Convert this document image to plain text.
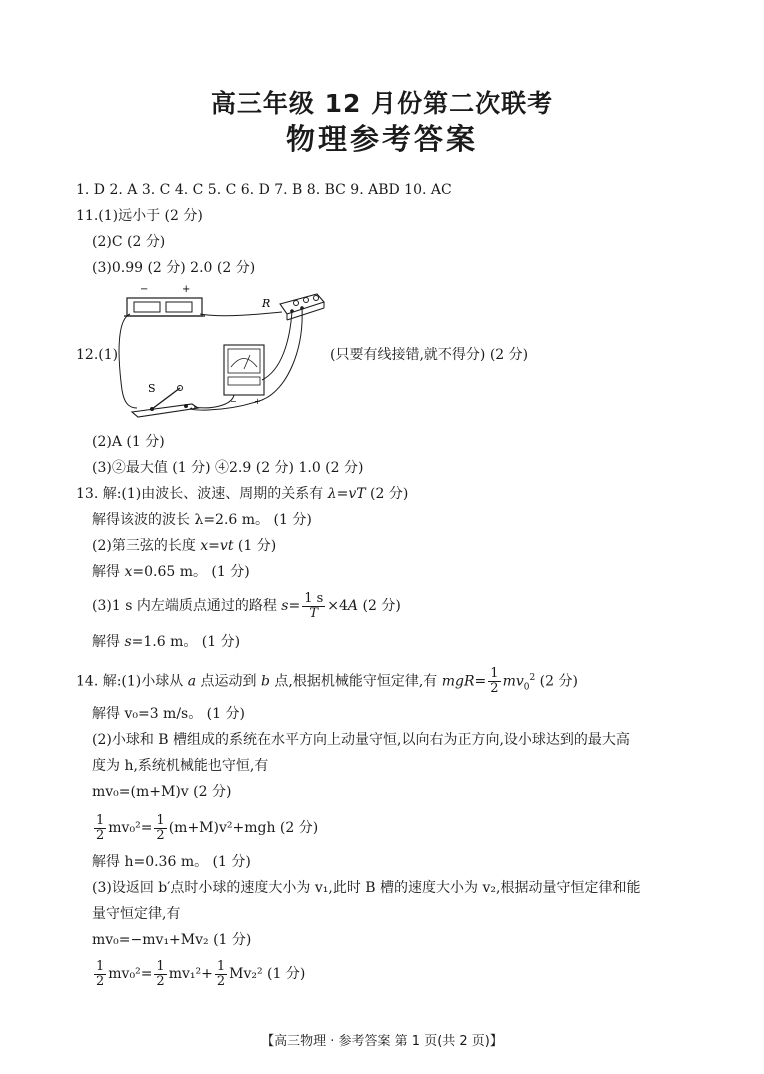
高三年级 12 月份第二次联考
物理参考答案
1. D 2. A 3. C 4. C 5. C 6. D 7. B 8. BC 9. ABD 10. AC
11.(1)远小于 (2 分)
(2)C (2 分)
(3)0.99 (2 分) 2.0 (2 分)
−	+
R
− +
S
12.(1)	(只要有线接错,就不得分) (2 分)
(2)A (1 分)
(3)②最大值 (1 分) ④2.9 (2 分) 1.0 (2 分)
13. 解:(1)由波长、波速、周期的关系有 λ=vT (2 分)
解得该波的波长 λ=2.6 m。 (1 分)
(2)第三弦的长度 x=vt (1 分)
解得 x=0.65 m。 (1 分)
(3)1 s 内左端质点通过的路程 $s= \frac{1 s}{T} \times 4A$ (2 分)
解得 s=1.6 m。 (1 分)
14. 解:(1)小球从 a 点运动到 b 点,根据机械能守恒定律,有 $mgR= \frac{1}{2} mv_0^2$ (2 分)
解得 v₀=3 m/s。 (1 分)
(2)小球和 B 槽组成的系统在水平方向上动量守恒,以向右为正方向,设小球达到的最大高
度为 h,系统机械能也守恒,有
mv₀=(m+M)v (2 分)
$\frac{1}{2} mv_0^2= \frac{1}{2} (m+M)v^2+mgh$ (2 分)
解得 h=0.36 m。 (1 分)
(3)设返回 b′点时小球的速度大小为 v₁,此时 B 槽的速度大小为 v₂,根据动量守恒定律和能
量守恒定律,有
mv₀=−mv₁+Mv₂ (1 分)
$\frac{1}{2} mv_0^2= \frac{1}{2} mv_1^2+ \frac{1}{2} Mv_2^2$ (1 分)
【高三物理 · 参考答案 第 1 页(共 2 页)】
#####
- _Stated problem_
Every record must be copied exactly, with the pictures left out.

- _Output for this task_
Convert this document image to plain text.
高三年级 12 月份第二次联考
物理参考答案
1. D 2. A 3. C 4. C 5. C 6. D 7. B 8. BC 9. ABD 10. AC
11.(1)远小于 (2 分)
(2)C (2 分)
(3)0.99 (2 分) 2.0 (2 分)
−	+
R
− +
S
12.(1)	(只要有线接错,就不得分) (2 分)
(2)A (1 分)
(3)②最大值 (1 分) ④2.9 (2 分) 1.0 (2 分)
13. 解:(1)由波长、波速、周期的关系有 λ=vT (2 分)
解得该波的波长 λ=2.6 m。 (1 分)
(2)第三弦的长度 x=vt (1 分)
解得 x=0.65 m。 (1 分)
(3)1 s 内左端质点通过的路程 $s= \frac{1 s}{T} \times 4A$ (2 分)
解得 s=1.6 m。 (1 分)
14. 解:(1)小球从 a 点运动到 b 点,根据机械能守恒定律,有 $mgR= \frac{1}{2} mv_0^2$ (2 分)
解得 v₀=3 m/s。 (1 分)
(2)小球和 B 槽组成的系统在水平方向上动量守恒,以向右为正方向,设小球达到的最大高
度为 h,系统机械能也守恒,有
mv₀=(m+M)v (2 分)
$\frac{1}{2} mv_0^2= \frac{1}{2} (m+M)v^2+mgh$ (2 分)
解得 h=0.36 m。 (1 分)
(3)设返回 b′点时小球的速度大小为 v₁,此时 B 槽的速度大小为 v₂,根据动量守恒定律和能
量守恒定律,有
mv₀=−mv₁+Mv₂ (1 分)
$\frac{1}{2} mv_0^2= \frac{1}{2} mv_1^2+ \frac{1}{2} Mv_2^2$ (1 分)
【高三物理 · 参考答案 第 1 页(共 2 页)】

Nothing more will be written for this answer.